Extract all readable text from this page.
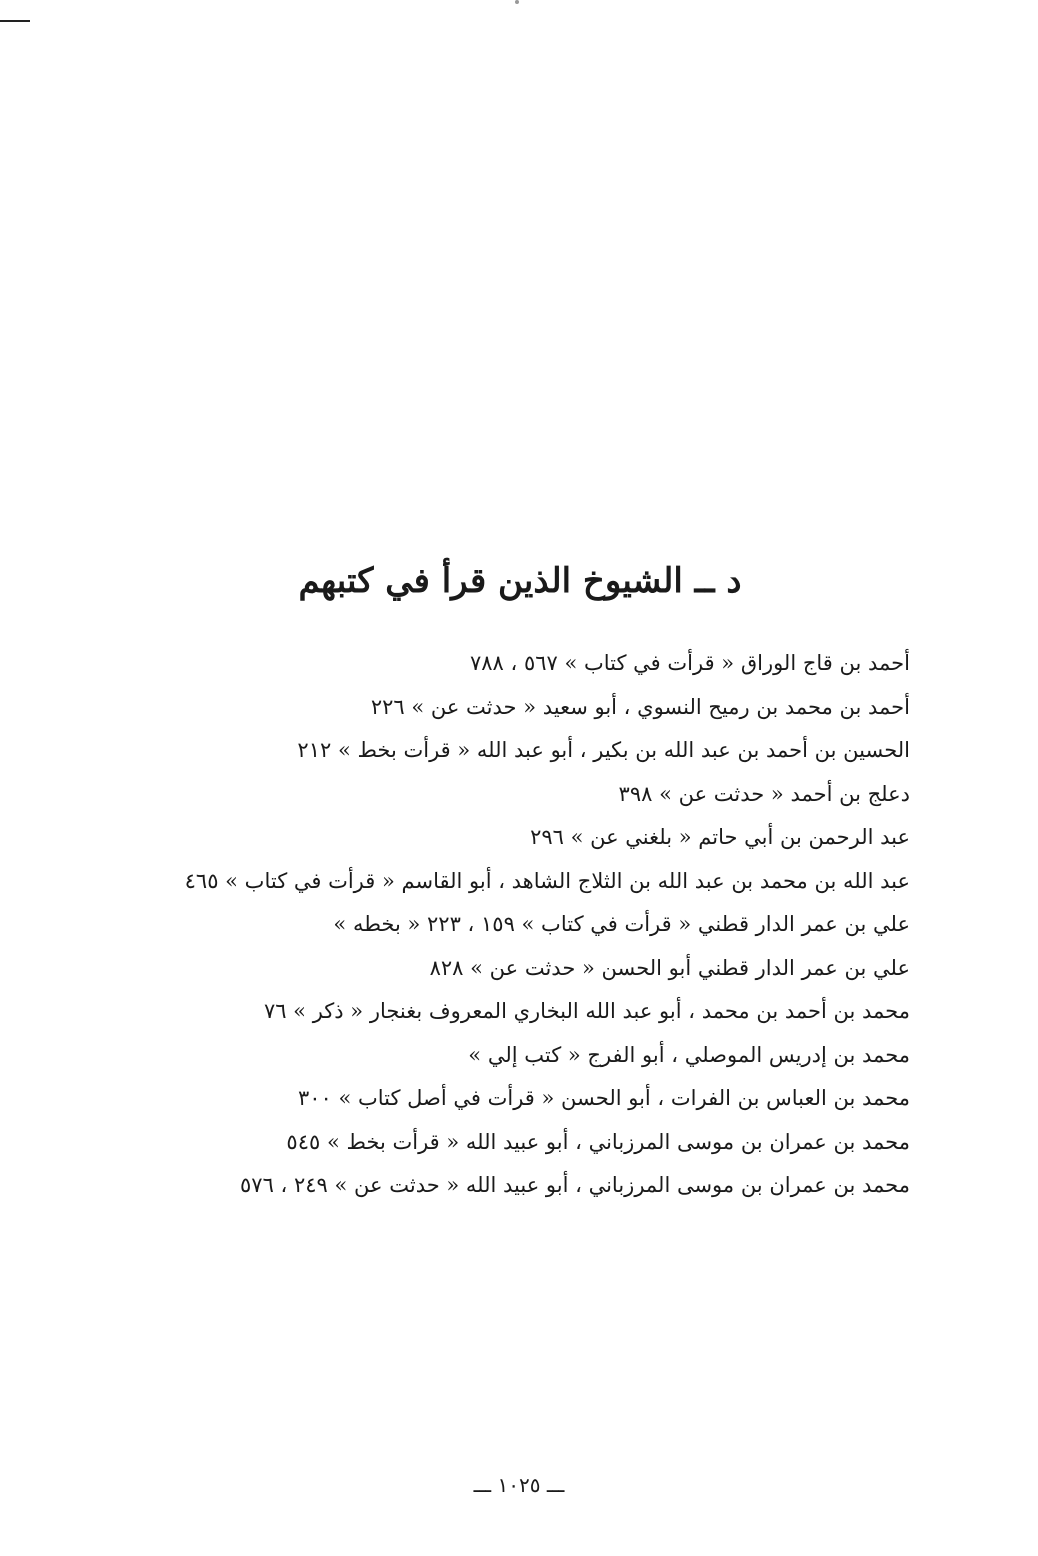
د ــ الشيوخ الذين قرأ في كتبهم
أحمد بن قاج الوراق « قرأت في كتاب » ٥٦٧ ، ٧٨٨
أحمد بن محمد بن رميح النسوي ، أبو سعيد « حدثت عن » ٢٢٦
الحسين بن أحمد بن عبد الله بن بكير ، أبو عبد الله « قرأت بخط » ٢١٢
دعلج بن أحمد « حدثت عن » ٣٩٨
عبد الرحمن بن أبي حاتم « بلغني عن » ٢٩٦
عبد الله بن محمد بن عبد الله بن الثلاج الشاهد ، أبو القاسم « قرأت في كتاب » ٤٦٥
علي بن عمر الدار قطني « قرأت في كتاب » ١٥٩ ، ٢٢٣ « بخطه »
علي بن عمر الدار قطني أبو الحسن « حدثت عن » ٨٢٨
محمد بن أحمد بن محمد ، أبو عبد الله البخاري المعروف بغنجار « ذكر » ٧٦
محمد بن إدريس الموصلي ، أبو الفرج « كتب إلي »
محمد بن العباس بن الفرات ، أبو الحسن « قرأت في أصل كتاب » ٣٠٠
محمد بن عمران بن موسى المرزباني ، أبو عبيد الله « قرأت بخط » ٥٤٥
محمد بن عمران بن موسى المرزباني ، أبو عبيد الله « حدثت عن » ٢٤٩ ، ٥٧٦
ـــ ١٠٢٥ ـــ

The problem >>
Return each full line of the entries that contains the word "عمران".

Complete answer >>
محمد بن عمران بن موسى المرزباني ، أبو عبيد الله « قرأت بخط » ٥٤٥
محمد بن عمران بن موسى المرزباني ، أبو عبيد الله « حدثت عن » ٢٤٩ ، ٥٧٦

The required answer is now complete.